Gather up all lines that carry the word "text".

**Dataset rows**.
>> Begin

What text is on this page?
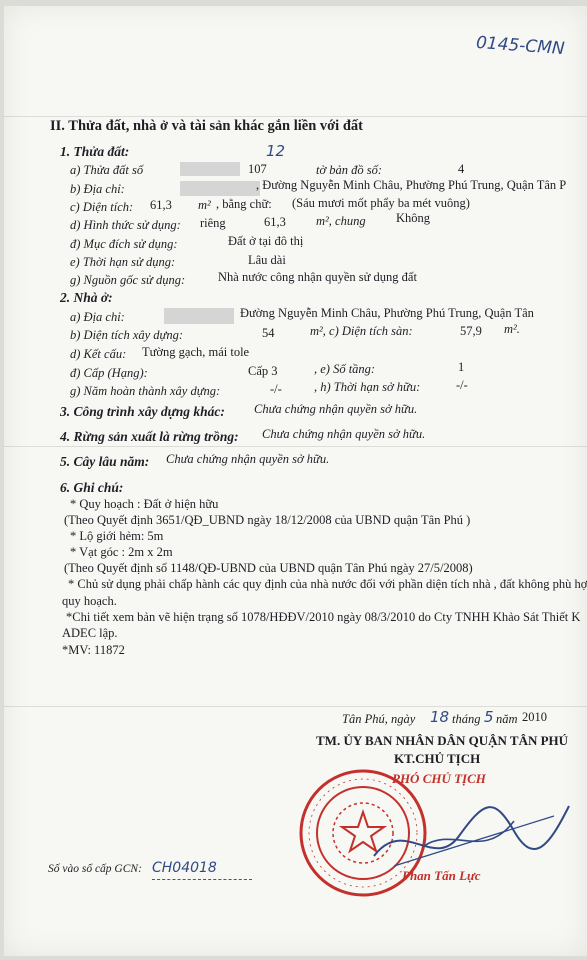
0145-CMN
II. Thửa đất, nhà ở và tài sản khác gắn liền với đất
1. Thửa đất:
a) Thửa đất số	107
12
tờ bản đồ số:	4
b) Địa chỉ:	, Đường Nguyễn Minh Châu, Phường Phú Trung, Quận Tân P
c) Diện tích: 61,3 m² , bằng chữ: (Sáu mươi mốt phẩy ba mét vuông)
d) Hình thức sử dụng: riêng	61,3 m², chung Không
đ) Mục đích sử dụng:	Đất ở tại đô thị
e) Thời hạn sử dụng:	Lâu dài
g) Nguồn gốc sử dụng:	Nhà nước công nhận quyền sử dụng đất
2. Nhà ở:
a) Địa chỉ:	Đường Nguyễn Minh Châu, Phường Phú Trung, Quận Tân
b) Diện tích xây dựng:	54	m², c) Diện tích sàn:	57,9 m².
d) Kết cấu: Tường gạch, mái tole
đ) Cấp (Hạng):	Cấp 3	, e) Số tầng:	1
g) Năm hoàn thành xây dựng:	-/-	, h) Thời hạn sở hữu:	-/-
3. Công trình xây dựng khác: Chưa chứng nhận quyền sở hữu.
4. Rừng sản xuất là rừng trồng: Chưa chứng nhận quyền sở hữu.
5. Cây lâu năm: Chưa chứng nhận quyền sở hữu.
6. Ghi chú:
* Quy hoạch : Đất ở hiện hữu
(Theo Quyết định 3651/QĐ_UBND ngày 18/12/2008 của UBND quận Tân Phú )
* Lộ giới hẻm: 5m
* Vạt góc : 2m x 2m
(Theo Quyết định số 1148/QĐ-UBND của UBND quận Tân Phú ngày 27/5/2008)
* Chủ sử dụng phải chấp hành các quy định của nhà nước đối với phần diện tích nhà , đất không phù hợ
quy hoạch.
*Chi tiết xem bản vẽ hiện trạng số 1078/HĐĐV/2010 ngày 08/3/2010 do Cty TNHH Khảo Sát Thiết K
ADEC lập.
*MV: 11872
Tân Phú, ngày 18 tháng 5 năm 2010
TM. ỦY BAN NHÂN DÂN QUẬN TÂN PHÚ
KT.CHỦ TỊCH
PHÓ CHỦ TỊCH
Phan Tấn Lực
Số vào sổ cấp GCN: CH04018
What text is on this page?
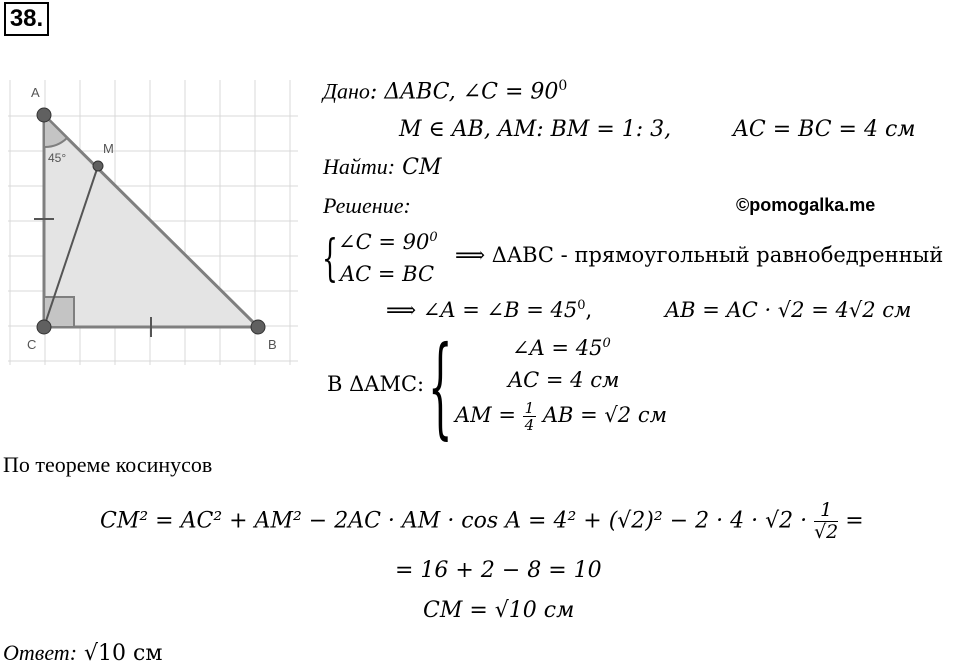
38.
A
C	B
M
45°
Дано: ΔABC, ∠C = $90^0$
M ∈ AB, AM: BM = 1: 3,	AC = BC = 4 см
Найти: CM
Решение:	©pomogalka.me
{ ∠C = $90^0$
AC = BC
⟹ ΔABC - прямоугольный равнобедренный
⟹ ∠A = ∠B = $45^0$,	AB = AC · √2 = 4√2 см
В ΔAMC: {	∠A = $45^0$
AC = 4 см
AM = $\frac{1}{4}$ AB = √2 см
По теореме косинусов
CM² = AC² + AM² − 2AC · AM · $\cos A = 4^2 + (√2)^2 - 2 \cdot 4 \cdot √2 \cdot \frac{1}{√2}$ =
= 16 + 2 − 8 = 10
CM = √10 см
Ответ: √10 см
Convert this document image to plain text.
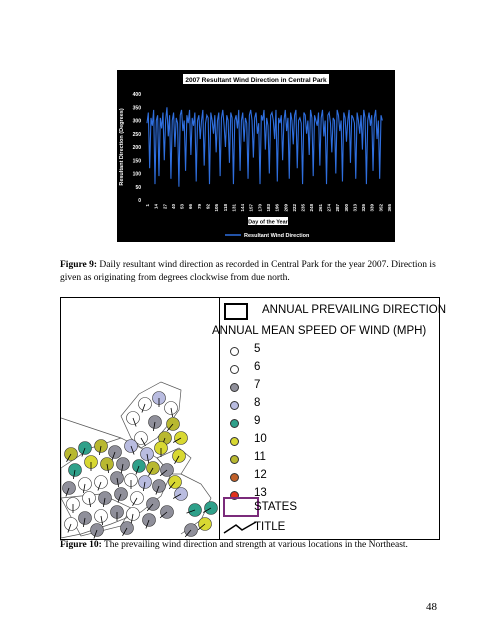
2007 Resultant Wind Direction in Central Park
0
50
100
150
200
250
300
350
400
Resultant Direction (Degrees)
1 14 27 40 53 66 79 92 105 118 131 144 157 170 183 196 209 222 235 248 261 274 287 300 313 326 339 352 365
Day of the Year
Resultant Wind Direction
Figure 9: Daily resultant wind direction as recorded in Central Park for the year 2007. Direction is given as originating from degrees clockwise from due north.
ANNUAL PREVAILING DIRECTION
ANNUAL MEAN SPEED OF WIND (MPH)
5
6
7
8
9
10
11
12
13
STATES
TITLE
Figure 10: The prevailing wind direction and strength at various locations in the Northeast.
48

>> End
>> Begin

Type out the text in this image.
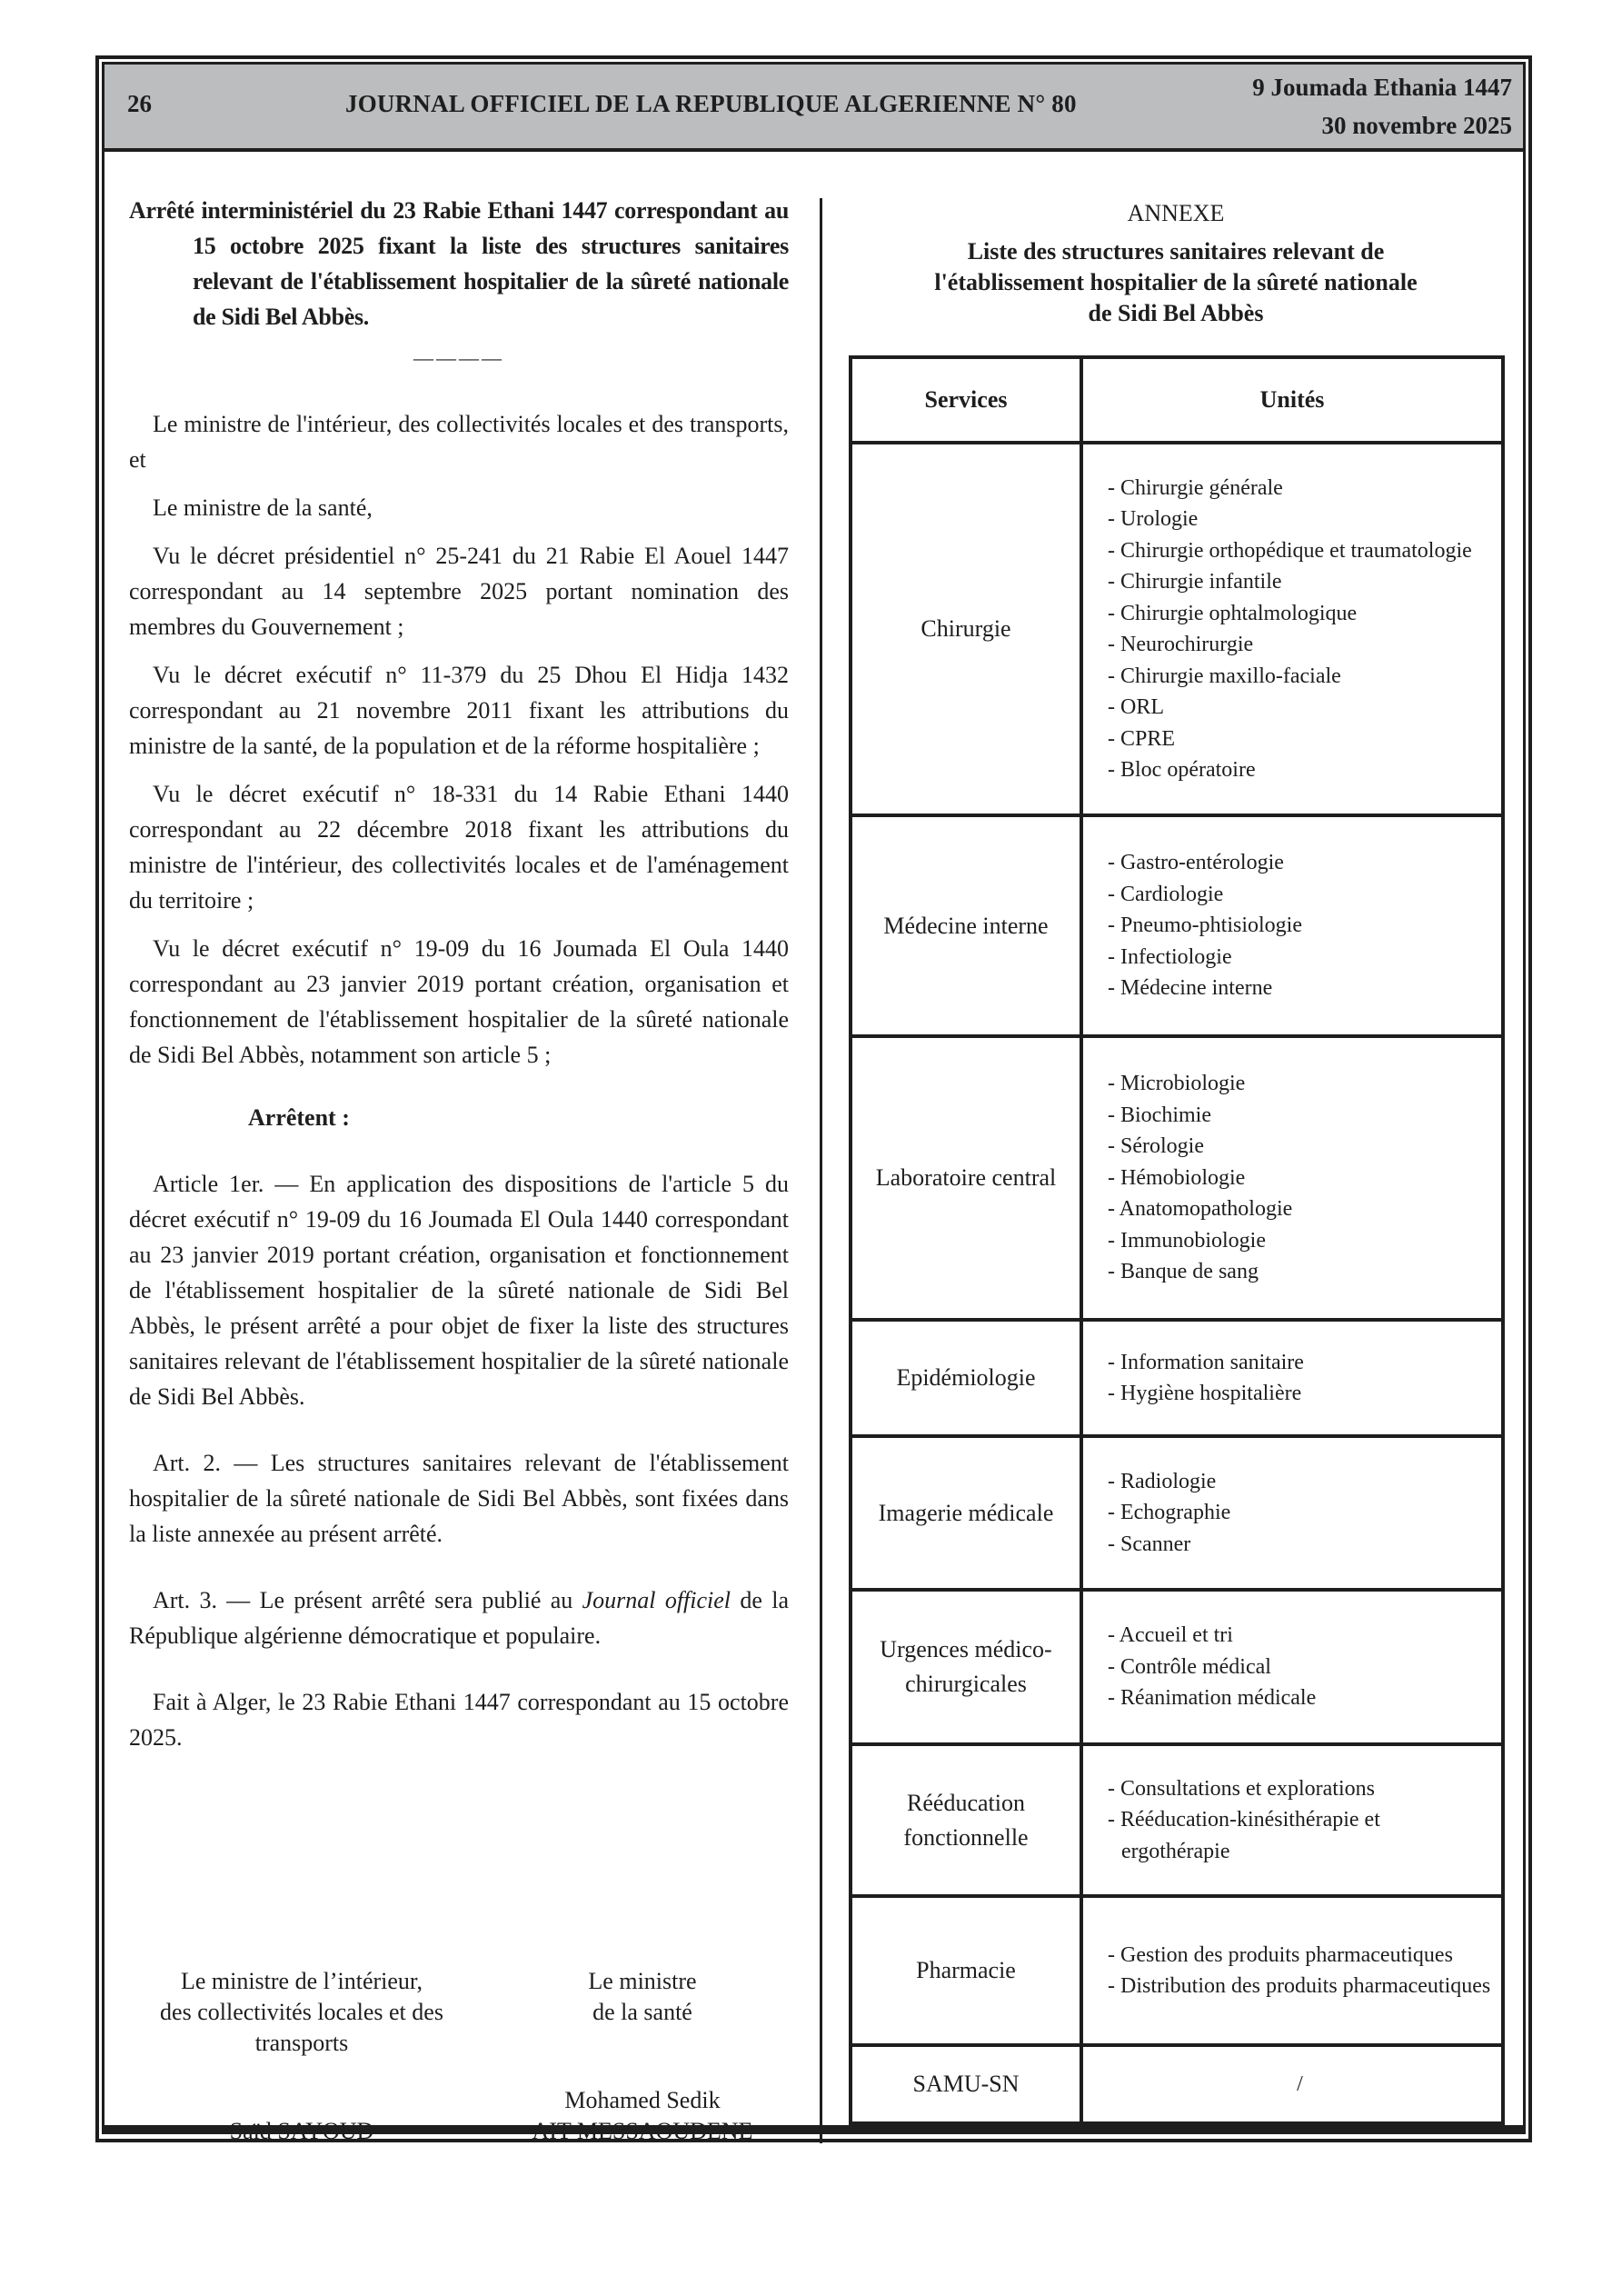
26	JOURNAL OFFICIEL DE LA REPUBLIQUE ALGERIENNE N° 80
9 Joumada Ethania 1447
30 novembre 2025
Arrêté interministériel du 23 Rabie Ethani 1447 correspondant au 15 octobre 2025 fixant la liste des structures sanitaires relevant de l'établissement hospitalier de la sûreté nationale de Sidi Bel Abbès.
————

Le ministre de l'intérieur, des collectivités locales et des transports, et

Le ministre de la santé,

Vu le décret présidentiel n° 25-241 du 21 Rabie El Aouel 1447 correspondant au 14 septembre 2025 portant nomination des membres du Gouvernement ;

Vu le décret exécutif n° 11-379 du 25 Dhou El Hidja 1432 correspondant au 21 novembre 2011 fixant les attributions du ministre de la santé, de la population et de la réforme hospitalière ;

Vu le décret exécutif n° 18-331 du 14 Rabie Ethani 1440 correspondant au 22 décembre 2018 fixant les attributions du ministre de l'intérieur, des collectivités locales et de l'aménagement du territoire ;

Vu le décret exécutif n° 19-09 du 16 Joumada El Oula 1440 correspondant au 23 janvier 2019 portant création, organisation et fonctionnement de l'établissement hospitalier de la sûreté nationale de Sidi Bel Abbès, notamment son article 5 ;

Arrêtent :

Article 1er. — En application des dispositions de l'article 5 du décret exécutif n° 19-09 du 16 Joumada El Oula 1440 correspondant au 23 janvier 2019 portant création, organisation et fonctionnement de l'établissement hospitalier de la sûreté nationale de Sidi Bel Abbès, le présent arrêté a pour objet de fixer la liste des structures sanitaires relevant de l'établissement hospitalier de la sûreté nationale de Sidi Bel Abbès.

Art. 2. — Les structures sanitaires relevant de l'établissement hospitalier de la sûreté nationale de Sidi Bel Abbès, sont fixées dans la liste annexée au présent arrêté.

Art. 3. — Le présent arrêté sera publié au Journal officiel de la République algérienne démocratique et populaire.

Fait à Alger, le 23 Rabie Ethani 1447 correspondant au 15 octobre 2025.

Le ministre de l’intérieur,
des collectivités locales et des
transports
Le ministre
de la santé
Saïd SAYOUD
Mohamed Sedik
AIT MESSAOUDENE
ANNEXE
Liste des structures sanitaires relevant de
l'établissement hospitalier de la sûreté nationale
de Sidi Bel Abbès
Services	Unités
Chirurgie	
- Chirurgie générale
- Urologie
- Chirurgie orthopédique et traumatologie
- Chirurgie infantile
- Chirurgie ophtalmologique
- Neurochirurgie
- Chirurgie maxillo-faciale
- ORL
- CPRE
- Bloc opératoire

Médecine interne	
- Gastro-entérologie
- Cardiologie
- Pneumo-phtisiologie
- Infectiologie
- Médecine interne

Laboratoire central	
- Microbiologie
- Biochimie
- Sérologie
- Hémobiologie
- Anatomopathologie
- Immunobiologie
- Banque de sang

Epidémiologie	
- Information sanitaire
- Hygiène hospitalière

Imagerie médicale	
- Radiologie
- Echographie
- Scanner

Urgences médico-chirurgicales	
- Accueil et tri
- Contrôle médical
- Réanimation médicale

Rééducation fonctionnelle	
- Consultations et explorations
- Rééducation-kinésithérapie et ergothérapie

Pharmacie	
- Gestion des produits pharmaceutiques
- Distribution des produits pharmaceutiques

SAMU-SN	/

>> End

**Reply**.
What text is on this page?
What text is on this page?
Convert this document image to plain text.
Type out the text in this image.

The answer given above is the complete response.